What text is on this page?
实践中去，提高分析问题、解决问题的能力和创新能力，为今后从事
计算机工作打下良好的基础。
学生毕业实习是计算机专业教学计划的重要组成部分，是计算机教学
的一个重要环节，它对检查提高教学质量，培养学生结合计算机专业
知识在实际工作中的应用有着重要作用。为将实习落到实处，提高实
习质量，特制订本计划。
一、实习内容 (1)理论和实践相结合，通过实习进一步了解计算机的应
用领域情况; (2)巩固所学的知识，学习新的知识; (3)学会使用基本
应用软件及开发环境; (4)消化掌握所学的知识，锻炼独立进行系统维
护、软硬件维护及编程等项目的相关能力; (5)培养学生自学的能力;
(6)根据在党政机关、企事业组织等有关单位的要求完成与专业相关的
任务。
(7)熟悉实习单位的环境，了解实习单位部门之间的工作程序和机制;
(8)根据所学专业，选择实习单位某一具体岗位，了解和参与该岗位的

══════════

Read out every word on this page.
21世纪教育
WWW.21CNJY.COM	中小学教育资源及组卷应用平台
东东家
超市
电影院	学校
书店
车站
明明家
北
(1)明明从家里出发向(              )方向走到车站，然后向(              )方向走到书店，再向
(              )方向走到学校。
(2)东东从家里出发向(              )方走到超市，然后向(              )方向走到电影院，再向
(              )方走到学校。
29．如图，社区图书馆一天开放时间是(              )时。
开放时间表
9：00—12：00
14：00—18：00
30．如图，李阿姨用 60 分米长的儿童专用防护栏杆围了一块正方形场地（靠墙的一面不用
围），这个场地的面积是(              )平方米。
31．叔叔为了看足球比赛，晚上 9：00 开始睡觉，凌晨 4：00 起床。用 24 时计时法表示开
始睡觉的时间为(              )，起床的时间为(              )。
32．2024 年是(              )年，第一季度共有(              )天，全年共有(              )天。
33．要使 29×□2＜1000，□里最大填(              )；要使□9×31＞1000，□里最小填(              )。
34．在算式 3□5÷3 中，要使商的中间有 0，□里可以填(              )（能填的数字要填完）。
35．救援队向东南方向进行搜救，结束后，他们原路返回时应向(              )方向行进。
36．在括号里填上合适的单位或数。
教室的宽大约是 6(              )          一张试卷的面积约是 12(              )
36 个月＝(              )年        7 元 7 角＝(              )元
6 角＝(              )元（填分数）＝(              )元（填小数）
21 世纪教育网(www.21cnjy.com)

══════════

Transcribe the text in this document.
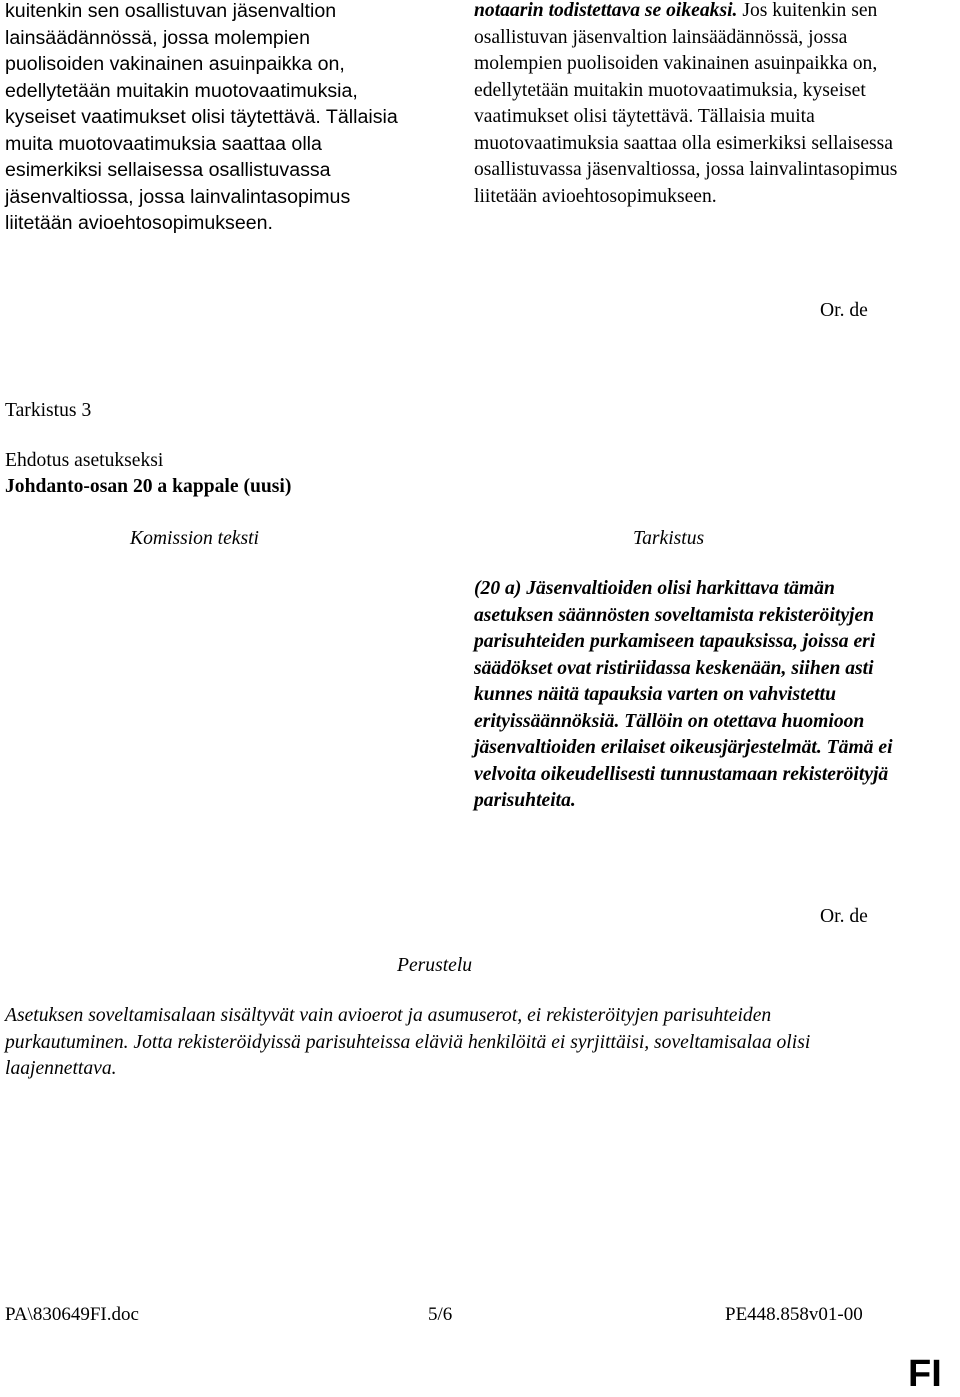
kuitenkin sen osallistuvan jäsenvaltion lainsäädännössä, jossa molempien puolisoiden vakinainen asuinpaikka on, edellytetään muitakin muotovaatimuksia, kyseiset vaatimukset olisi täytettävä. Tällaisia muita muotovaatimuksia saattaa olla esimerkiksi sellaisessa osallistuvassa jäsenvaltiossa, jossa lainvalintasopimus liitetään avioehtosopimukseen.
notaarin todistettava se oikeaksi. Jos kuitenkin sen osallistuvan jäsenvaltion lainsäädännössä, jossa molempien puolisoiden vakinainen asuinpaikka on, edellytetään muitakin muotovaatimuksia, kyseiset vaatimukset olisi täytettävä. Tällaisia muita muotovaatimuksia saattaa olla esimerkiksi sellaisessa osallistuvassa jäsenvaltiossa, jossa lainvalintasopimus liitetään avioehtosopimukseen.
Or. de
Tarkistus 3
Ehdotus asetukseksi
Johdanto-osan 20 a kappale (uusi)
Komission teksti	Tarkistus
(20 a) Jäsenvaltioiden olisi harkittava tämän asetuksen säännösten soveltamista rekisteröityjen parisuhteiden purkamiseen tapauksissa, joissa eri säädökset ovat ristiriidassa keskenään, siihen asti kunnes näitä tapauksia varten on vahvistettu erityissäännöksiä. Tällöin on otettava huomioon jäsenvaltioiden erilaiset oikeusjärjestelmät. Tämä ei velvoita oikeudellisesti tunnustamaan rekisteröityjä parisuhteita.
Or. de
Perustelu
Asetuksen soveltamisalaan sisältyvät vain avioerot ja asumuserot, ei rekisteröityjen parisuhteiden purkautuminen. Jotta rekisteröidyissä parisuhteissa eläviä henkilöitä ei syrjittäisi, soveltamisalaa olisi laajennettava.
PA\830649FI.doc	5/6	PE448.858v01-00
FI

══════════

- _Written instruction_:
Filter the records above for "text" and copy every matching line.

- _Written response_:
What text is on this page?
Transcribe the text in this document.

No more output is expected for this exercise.